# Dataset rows
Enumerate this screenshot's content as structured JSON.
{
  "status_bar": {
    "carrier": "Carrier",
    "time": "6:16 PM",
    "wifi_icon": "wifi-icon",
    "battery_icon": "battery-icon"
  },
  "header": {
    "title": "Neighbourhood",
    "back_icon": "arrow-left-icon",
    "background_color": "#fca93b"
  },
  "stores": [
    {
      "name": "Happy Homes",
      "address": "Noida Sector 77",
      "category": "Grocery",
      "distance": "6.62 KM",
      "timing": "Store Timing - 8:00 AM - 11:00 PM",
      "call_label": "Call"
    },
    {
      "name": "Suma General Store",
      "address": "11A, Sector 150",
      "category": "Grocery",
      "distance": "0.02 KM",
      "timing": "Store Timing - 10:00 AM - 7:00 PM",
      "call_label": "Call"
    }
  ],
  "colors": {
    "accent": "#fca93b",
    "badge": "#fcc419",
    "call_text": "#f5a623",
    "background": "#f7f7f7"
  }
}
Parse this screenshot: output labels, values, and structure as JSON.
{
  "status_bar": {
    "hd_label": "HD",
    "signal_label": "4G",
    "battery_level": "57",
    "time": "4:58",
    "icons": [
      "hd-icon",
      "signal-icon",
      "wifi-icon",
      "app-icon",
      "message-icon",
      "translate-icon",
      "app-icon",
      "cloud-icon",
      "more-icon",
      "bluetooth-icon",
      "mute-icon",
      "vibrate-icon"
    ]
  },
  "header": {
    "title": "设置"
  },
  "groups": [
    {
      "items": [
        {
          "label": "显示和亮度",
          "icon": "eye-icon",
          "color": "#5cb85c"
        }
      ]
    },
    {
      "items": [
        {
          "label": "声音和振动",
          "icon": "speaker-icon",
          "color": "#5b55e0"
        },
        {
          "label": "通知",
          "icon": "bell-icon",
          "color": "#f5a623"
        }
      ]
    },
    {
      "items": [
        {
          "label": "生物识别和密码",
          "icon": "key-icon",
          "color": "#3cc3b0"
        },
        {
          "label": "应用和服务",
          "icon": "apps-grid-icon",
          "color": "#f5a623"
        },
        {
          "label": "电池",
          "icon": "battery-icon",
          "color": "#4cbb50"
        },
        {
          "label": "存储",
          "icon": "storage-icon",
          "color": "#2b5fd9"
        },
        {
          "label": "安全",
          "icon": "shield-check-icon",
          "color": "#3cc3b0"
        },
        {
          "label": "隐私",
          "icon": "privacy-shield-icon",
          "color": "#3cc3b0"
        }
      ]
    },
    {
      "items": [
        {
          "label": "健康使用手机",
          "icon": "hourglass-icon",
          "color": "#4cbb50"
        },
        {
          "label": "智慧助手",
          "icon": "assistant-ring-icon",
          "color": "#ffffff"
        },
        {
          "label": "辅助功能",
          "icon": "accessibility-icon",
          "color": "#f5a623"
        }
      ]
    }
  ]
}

# DIRECTIVE
Each record above should be repeated exactly as it appears.

# FINISHED EXERCISE
Enumerate this screenshot's content as structured JSON.
{
  "status_bar": {
    "carrier": "Carrier",
    "time": "6:16 PM",
    "wifi_icon": "wifi-icon",
    "battery_icon": "battery-icon"
  },
  "header": {
    "title": "Neighbourhood",
    "back_icon": "arrow-left-icon",
    "background_color": "#fca93b"
  },
  "stores": [
    {
      "name": "Happy Homes",
      "address": "Noida Sector 77",
      "category": "Grocery",
      "distance": "6.62 KM",
      "timing": "Store Timing - 8:00 AM - 11:00 PM",
      "call_label": "Call"
    },
    {
      "name": "Suma General Store",
      "address": "11A, Sector 150",
      "category": "Grocery",
      "distance": "0.02 KM",
      "timing": "Store Timing - 10:00 AM - 7:00 PM",
      "call_label": "Call"
    }
  ],
  "colors": {
    "accent": "#fca93b",
    "badge": "#fcc419",
    "call_text": "#f5a623",
    "background": "#f7f7f7"
  }
}
Parse this screenshot: output labels, values, and structure as JSON.
{
  "status_bar": {
    "hd_label": "HD",
    "signal_label": "4G",
    "battery_level": "57",
    "time": "4:58",
    "icons": [
      "hd-icon",
      "signal-icon",
      "wifi-icon",
      "app-icon",
      "message-icon",
      "translate-icon",
      "app-icon",
      "cloud-icon",
      "more-icon",
      "bluetooth-icon",
      "mute-icon",
      "vibrate-icon"
    ]
  },
  "header": {
    "title": "设置"
  },
  "groups": [
    {
      "items": [
        {
          "label": "显示和亮度",
          "icon": "eye-icon",
          "color": "#5cb85c"
        }
      ]
    },
    {
      "items": [
        {
          "label": "声音和振动",
          "icon": "speaker-icon",
          "color": "#5b55e0"
        },
        {
          "label": "通知",
          "icon": "bell-icon",
          "color": "#f5a623"
        }
      ]
    },
    {
      "items": [
        {
          "label": "生物识别和密码",
          "icon": "key-icon",
          "color": "#3cc3b0"
        },
        {
          "label": "应用和服务",
          "icon": "apps-grid-icon",
          "color": "#f5a623"
        },
        {
          "label": "电池",
          "icon": "battery-icon",
          "color": "#4cbb50"
        },
        {
          "label": "存储",
          "icon": "storage-icon",
          "color": "#2b5fd9"
        },
        {
          "label": "安全",
          "icon": "shield-check-icon",
          "color": "#3cc3b0"
        },
        {
          "label": "隐私",
          "icon": "privacy-shield-icon",
          "color": "#3cc3b0"
        }
      ]
    },
    {
      "items": [
        {
          "label": "健康使用手机",
          "icon": "hourglass-icon",
          "color": "#4cbb50"
        },
        {
          "label": "智慧助手",
          "icon": "assistant-ring-icon",
          "color": "#ffffff"
        },
        {
          "label": "辅助功能",
          "icon": "accessibility-icon",
          "color": "#f5a623"
        }
      ]
    }
  ]
}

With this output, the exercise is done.